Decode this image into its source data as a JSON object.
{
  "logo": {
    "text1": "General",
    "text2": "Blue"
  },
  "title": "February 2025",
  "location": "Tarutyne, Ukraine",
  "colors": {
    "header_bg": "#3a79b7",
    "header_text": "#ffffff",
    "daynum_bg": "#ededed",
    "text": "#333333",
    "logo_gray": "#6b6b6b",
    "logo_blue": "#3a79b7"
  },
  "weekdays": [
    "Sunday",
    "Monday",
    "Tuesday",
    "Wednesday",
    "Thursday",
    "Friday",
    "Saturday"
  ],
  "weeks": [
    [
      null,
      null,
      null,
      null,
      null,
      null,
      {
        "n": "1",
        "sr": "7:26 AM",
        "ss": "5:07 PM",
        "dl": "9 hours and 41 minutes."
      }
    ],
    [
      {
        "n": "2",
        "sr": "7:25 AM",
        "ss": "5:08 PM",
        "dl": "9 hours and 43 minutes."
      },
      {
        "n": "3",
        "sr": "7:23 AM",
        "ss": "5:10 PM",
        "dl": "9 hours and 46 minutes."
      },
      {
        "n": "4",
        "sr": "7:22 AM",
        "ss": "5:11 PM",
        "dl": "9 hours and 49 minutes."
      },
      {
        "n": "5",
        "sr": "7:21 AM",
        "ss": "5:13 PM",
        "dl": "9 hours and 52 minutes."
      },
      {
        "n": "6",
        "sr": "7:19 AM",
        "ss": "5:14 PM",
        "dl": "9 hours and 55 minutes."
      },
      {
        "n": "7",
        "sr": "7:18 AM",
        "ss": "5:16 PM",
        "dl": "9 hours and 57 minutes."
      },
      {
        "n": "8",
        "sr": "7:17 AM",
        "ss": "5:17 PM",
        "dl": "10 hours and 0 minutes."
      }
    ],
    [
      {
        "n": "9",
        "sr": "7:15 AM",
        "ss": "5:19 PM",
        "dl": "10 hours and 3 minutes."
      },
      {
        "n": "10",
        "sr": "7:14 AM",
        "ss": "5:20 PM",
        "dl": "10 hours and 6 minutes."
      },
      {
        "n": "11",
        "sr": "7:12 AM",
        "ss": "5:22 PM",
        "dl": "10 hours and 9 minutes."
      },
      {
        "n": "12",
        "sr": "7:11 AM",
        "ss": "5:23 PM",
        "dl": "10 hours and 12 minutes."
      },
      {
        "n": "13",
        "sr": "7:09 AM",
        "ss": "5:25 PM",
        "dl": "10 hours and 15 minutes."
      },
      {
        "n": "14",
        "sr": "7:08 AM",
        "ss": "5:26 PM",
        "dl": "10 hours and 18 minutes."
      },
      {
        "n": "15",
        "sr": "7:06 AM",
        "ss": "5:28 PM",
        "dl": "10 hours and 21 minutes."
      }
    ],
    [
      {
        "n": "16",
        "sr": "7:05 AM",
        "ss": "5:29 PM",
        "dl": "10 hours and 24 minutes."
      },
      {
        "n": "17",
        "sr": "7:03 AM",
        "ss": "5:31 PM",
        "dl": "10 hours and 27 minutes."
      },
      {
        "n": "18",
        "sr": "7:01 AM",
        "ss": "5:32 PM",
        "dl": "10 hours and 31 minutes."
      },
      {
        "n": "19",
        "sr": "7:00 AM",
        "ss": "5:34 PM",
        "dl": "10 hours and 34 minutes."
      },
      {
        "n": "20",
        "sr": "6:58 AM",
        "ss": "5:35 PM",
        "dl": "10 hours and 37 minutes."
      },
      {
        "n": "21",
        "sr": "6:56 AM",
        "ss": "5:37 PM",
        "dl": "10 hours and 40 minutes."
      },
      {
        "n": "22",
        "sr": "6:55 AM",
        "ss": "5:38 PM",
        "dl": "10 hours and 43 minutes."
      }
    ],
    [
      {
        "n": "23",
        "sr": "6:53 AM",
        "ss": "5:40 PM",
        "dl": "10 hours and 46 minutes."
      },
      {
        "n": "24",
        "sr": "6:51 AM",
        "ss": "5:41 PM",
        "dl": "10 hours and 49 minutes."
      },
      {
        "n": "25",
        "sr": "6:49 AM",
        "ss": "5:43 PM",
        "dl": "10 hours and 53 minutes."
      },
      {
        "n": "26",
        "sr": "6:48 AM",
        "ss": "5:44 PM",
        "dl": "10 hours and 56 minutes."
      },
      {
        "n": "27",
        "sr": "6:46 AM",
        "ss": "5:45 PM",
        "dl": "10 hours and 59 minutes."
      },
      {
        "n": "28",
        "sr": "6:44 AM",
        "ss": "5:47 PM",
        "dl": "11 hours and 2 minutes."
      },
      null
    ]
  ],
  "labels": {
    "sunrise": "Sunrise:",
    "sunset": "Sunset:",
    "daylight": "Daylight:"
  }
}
☆ ☆ ☆ ☆ ☆
*TASK TO COMPLETE*
Quote every record above exactly.

*EXERCISE RESULT*
Decode this image into its source data as a JSON object.
{
  "logo": {
    "text1": "General",
    "text2": "Blue"
  },
  "title": "February 2025",
  "location": "Tarutyne, Ukraine",
  "colors": {
    "header_bg": "#3a79b7",
    "header_text": "#ffffff",
    "daynum_bg": "#ededed",
    "text": "#333333",
    "logo_gray": "#6b6b6b",
    "logo_blue": "#3a79b7"
  },
  "weekdays": [
    "Sunday",
    "Monday",
    "Tuesday",
    "Wednesday",
    "Thursday",
    "Friday",
    "Saturday"
  ],
  "weeks": [
    [
      null,
      null,
      null,
      null,
      null,
      null,
      {
        "n": "1",
        "sr": "7:26 AM",
        "ss": "5:07 PM",
        "dl": "9 hours and 41 minutes."
      }
    ],
    [
      {
        "n": "2",
        "sr": "7:25 AM",
        "ss": "5:08 PM",
        "dl": "9 hours and 43 minutes."
      },
      {
        "n": "3",
        "sr": "7:23 AM",
        "ss": "5:10 PM",
        "dl": "9 hours and 46 minutes."
      },
      {
        "n": "4",
        "sr": "7:22 AM",
        "ss": "5:11 PM",
        "dl": "9 hours and 49 minutes."
      },
      {
        "n": "5",
        "sr": "7:21 AM",
        "ss": "5:13 PM",
        "dl": "9 hours and 52 minutes."
      },
      {
        "n": "6",
        "sr": "7:19 AM",
        "ss": "5:14 PM",
        "dl": "9 hours and 55 minutes."
      },
      {
        "n": "7",
        "sr": "7:18 AM",
        "ss": "5:16 PM",
        "dl": "9 hours and 57 minutes."
      },
      {
        "n": "8",
        "sr": "7:17 AM",
        "ss": "5:17 PM",
        "dl": "10 hours and 0 minutes."
      }
    ],
    [
      {
        "n": "9",
        "sr": "7:15 AM",
        "ss": "5:19 PM",
        "dl": "10 hours and 3 minutes."
      },
      {
        "n": "10",
        "sr": "7:14 AM",
        "ss": "5:20 PM",
        "dl": "10 hours and 6 minutes."
      },
      {
        "n": "11",
        "sr": "7:12 AM",
        "ss": "5:22 PM",
        "dl": "10 hours and 9 minutes."
      },
      {
        "n": "12",
        "sr": "7:11 AM",
        "ss": "5:23 PM",
        "dl": "10 hours and 12 minutes."
      },
      {
        "n": "13",
        "sr": "7:09 AM",
        "ss": "5:25 PM",
        "dl": "10 hours and 15 minutes."
      },
      {
        "n": "14",
        "sr": "7:08 AM",
        "ss": "5:26 PM",
        "dl": "10 hours and 18 minutes."
      },
      {
        "n": "15",
        "sr": "7:06 AM",
        "ss": "5:28 PM",
        "dl": "10 hours and 21 minutes."
      }
    ],
    [
      {
        "n": "16",
        "sr": "7:05 AM",
        "ss": "5:29 PM",
        "dl": "10 hours and 24 minutes."
      },
      {
        "n": "17",
        "sr": "7:03 AM",
        "ss": "5:31 PM",
        "dl": "10 hours and 27 minutes."
      },
      {
        "n": "18",
        "sr": "7:01 AM",
        "ss": "5:32 PM",
        "dl": "10 hours and 31 minutes."
      },
      {
        "n": "19",
        "sr": "7:00 AM",
        "ss": "5:34 PM",
        "dl": "10 hours and 34 minutes."
      },
      {
        "n": "20",
        "sr": "6:58 AM",
        "ss": "5:35 PM",
        "dl": "10 hours and 37 minutes."
      },
      {
        "n": "21",
        "sr": "6:56 AM",
        "ss": "5:37 PM",
        "dl": "10 hours and 40 minutes."
      },
      {
        "n": "22",
        "sr": "6:55 AM",
        "ss": "5:38 PM",
        "dl": "10 hours and 43 minutes."
      }
    ],
    [
      {
        "n": "23",
        "sr": "6:53 AM",
        "ss": "5:40 PM",
        "dl": "10 hours and 46 minutes."
      },
      {
        "n": "24",
        "sr": "6:51 AM",
        "ss": "5:41 PM",
        "dl": "10 hours and 49 minutes."
      },
      {
        "n": "25",
        "sr": "6:49 AM",
        "ss": "5:43 PM",
        "dl": "10 hours and 53 minutes."
      },
      {
        "n": "26",
        "sr": "6:48 AM",
        "ss": "5:44 PM",
        "dl": "10 hours and 56 minutes."
      },
      {
        "n": "27",
        "sr": "6:46 AM",
        "ss": "5:45 PM",
        "dl": "10 hours and 59 minutes."
      },
      {
        "n": "28",
        "sr": "6:44 AM",
        "ss": "5:47 PM",
        "dl": "11 hours and 2 minutes."
      },
      null
    ]
  ],
  "labels": {
    "sunrise": "Sunrise:",
    "sunset": "Sunset:",
    "daylight": "Daylight:"
  }
}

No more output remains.